__Figure record extracts__:
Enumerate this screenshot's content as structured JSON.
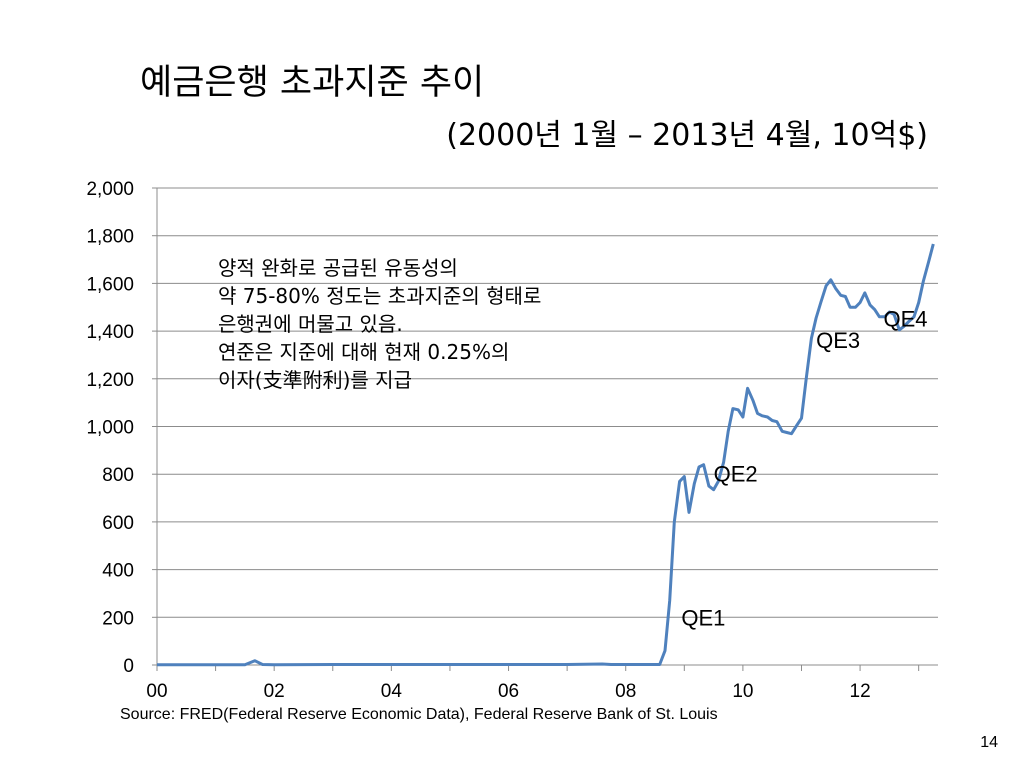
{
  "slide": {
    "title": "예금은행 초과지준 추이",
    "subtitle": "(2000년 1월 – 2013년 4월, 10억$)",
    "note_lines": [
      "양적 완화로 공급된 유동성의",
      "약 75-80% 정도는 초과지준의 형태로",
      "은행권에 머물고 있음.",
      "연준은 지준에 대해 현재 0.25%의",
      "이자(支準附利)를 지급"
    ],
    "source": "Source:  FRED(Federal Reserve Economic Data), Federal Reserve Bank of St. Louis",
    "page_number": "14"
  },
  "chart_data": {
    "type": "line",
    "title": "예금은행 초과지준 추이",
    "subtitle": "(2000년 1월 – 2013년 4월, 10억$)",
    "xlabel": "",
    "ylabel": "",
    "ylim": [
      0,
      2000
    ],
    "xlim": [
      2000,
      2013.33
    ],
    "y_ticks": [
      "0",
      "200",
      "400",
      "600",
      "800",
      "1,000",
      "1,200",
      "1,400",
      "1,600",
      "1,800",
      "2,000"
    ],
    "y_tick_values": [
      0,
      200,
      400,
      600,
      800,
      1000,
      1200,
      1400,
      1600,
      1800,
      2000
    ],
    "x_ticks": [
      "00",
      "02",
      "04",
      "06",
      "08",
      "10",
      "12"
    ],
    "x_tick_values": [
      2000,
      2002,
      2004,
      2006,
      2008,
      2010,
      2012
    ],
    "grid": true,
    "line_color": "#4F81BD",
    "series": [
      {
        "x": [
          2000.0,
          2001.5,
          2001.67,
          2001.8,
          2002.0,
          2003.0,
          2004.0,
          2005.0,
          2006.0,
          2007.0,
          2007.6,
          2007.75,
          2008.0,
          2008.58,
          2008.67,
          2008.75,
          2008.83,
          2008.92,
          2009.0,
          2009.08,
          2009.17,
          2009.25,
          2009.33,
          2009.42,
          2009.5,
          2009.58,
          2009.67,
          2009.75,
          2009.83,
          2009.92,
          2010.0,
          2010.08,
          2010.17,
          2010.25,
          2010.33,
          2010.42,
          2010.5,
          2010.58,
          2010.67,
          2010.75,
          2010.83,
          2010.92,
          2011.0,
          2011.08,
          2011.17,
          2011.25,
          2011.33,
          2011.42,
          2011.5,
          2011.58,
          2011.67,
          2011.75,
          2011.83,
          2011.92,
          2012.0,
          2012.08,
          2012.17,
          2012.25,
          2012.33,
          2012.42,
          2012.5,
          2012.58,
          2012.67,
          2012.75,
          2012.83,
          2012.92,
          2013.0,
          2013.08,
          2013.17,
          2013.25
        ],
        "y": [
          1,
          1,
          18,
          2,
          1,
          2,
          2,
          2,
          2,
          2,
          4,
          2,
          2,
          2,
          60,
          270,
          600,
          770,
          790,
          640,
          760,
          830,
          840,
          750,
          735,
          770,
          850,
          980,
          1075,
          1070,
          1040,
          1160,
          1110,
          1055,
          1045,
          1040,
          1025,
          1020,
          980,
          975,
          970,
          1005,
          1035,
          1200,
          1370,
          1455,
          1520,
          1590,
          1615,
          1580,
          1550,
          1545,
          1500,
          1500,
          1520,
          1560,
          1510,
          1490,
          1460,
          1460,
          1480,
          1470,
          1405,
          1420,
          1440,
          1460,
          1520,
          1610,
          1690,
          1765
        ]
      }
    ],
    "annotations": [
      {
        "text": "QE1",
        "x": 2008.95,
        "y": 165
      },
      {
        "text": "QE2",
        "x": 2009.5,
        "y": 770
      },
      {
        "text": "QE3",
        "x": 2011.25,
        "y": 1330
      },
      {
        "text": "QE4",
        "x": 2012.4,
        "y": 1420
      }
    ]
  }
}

__EXERCISE DETAILS__:
Nothing but the pictures may be dropped; output the records above exactly.

__RESULT OF THIS TASK__:
Enumerate this screenshot's content as structured JSON.
{
  "slide": {
    "title": "예금은행 초과지준 추이",
    "subtitle": "(2000년 1월 – 2013년 4월, 10억$)",
    "note_lines": [
      "양적 완화로 공급된 유동성의",
      "약 75-80% 정도는 초과지준의 형태로",
      "은행권에 머물고 있음.",
      "연준은 지준에 대해 현재 0.25%의",
      "이자(支準附利)를 지급"
    ],
    "source": "Source:  FRED(Federal Reserve Economic Data), Federal Reserve Bank of St. Louis",
    "page_number": "14"
  },
  "chart_data": {
    "type": "line",
    "title": "예금은행 초과지준 추이",
    "subtitle": "(2000년 1월 – 2013년 4월, 10억$)",
    "xlabel": "",
    "ylabel": "",
    "ylim": [
      0,
      2000
    ],
    "xlim": [
      2000,
      2013.33
    ],
    "y_ticks": [
      "0",
      "200",
      "400",
      "600",
      "800",
      "1,000",
      "1,200",
      "1,400",
      "1,600",
      "1,800",
      "2,000"
    ],
    "y_tick_values": [
      0,
      200,
      400,
      600,
      800,
      1000,
      1200,
      1400,
      1600,
      1800,
      2000
    ],
    "x_ticks": [
      "00",
      "02",
      "04",
      "06",
      "08",
      "10",
      "12"
    ],
    "x_tick_values": [
      2000,
      2002,
      2004,
      2006,
      2008,
      2010,
      2012
    ],
    "grid": true,
    "line_color": "#4F81BD",
    "series": [
      {
        "x": [
          2000.0,
          2001.5,
          2001.67,
          2001.8,
          2002.0,
          2003.0,
          2004.0,
          2005.0,
          2006.0,
          2007.0,
          2007.6,
          2007.75,
          2008.0,
          2008.58,
          2008.67,
          2008.75,
          2008.83,
          2008.92,
          2009.0,
          2009.08,
          2009.17,
          2009.25,
          2009.33,
          2009.42,
          2009.5,
          2009.58,
          2009.67,
          2009.75,
          2009.83,
          2009.92,
          2010.0,
          2010.08,
          2010.17,
          2010.25,
          2010.33,
          2010.42,
          2010.5,
          2010.58,
          2010.67,
          2010.75,
          2010.83,
          2010.92,
          2011.0,
          2011.08,
          2011.17,
          2011.25,
          2011.33,
          2011.42,
          2011.5,
          2011.58,
          2011.67,
          2011.75,
          2011.83,
          2011.92,
          2012.0,
          2012.08,
          2012.17,
          2012.25,
          2012.33,
          2012.42,
          2012.5,
          2012.58,
          2012.67,
          2012.75,
          2012.83,
          2012.92,
          2013.0,
          2013.08,
          2013.17,
          2013.25
        ],
        "y": [
          1,
          1,
          18,
          2,
          1,
          2,
          2,
          2,
          2,
          2,
          4,
          2,
          2,
          2,
          60,
          270,
          600,
          770,
          790,
          640,
          760,
          830,
          840,
          750,
          735,
          770,
          850,
          980,
          1075,
          1070,
          1040,
          1160,
          1110,
          1055,
          1045,
          1040,
          1025,
          1020,
          980,
          975,
          970,
          1005,
          1035,
          1200,
          1370,
          1455,
          1520,
          1590,
          1615,
          1580,
          1550,
          1545,
          1500,
          1500,
          1520,
          1560,
          1510,
          1490,
          1460,
          1460,
          1480,
          1470,
          1405,
          1420,
          1440,
          1460,
          1520,
          1610,
          1690,
          1765
        ]
      }
    ],
    "annotations": [
      {
        "text": "QE1",
        "x": 2008.95,
        "y": 165
      },
      {
        "text": "QE2",
        "x": 2009.5,
        "y": 770
      },
      {
        "text": "QE3",
        "x": 2011.25,
        "y": 1330
      },
      {
        "text": "QE4",
        "x": 2012.4,
        "y": 1420
      }
    ]
  }
}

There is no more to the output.